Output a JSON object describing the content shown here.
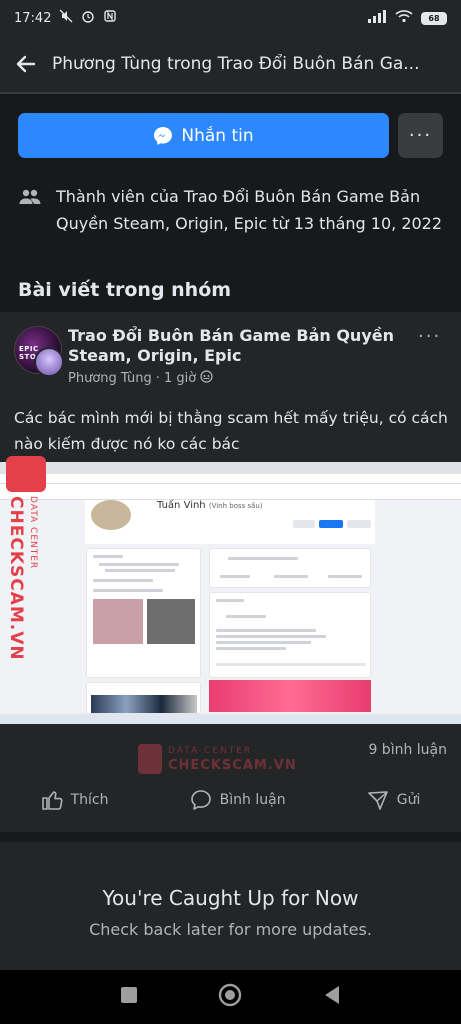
{
  "status_bar": {
    "time": "17:42",
    "battery": "68"
  },
  "header": {
    "title": "Phương Tùng trong Trao Đổi Buôn Bán Ga..."
  },
  "actions_top": {
    "message_label": "Nhắn tin",
    "more_label": "···"
  },
  "membership": {
    "text": "Thành viên của Trao Đổi Buôn Bán Game Bản Quyền Steam, Origin, Epic từ 13 tháng 10, 2022"
  },
  "section": {
    "title": "Bài viết trong nhóm"
  },
  "post": {
    "group_name": "Trao Đổi Buôn Bán Game Bản Quyền Steam, Origin, Epic",
    "author": "Phương Tùng",
    "time": "1 giờ",
    "meta_sep": "·",
    "body": "Các bác mình mới bị thằng scam hết mấy triệu, có cách nào kiếm được nó ko các bác",
    "screenshot_profile_name": "Tuấn Vinh",
    "screenshot_profile_nick": "(Vinh boss sầu)",
    "comments": "9 bình luận",
    "like_label": "Thích",
    "comment_label": "Bình luận",
    "send_label": "Gửi"
  },
  "watermark": {
    "brand": "CHECKSCAM.VN",
    "tag": "DATA CENTER"
  },
  "caught_up": {
    "title": "You're Caught Up for Now",
    "subtitle": "Check back later for more updates."
  },
  "colors": {
    "background": "#18191a",
    "surface": "#242526",
    "accent": "#2d88ff",
    "watermark": "#e4404c"
  }
}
• • •
| WHAT THIS TASK INVOLVES |
Pictures are excluded; output everything else in the data verbatim.

| THE RESPONSE |
Output a JSON object describing the content shown here.
{
  "status_bar": {
    "time": "17:42",
    "battery": "68"
  },
  "header": {
    "title": "Phương Tùng trong Trao Đổi Buôn Bán Ga..."
  },
  "actions_top": {
    "message_label": "Nhắn tin",
    "more_label": "···"
  },
  "membership": {
    "text": "Thành viên của Trao Đổi Buôn Bán Game Bản Quyền Steam, Origin, Epic từ 13 tháng 10, 2022"
  },
  "section": {
    "title": "Bài viết trong nhóm"
  },
  "post": {
    "group_name": "Trao Đổi Buôn Bán Game Bản Quyền Steam, Origin, Epic",
    "author": "Phương Tùng",
    "time": "1 giờ",
    "meta_sep": "·",
    "body": "Các bác mình mới bị thằng scam hết mấy triệu, có cách nào kiếm được nó ko các bác",
    "screenshot_profile_name": "Tuấn Vinh",
    "screenshot_profile_nick": "(Vinh boss sầu)",
    "comments": "9 bình luận",
    "like_label": "Thích",
    "comment_label": "Bình luận",
    "send_label": "Gửi"
  },
  "watermark": {
    "brand": "CHECKSCAM.VN",
    "tag": "DATA CENTER"
  },
  "caught_up": {
    "title": "You're Caught Up for Now",
    "subtitle": "Check back later for more updates."
  },
  "colors": {
    "background": "#18191a",
    "surface": "#242526",
    "accent": "#2d88ff",
    "watermark": "#e4404c"
  }
}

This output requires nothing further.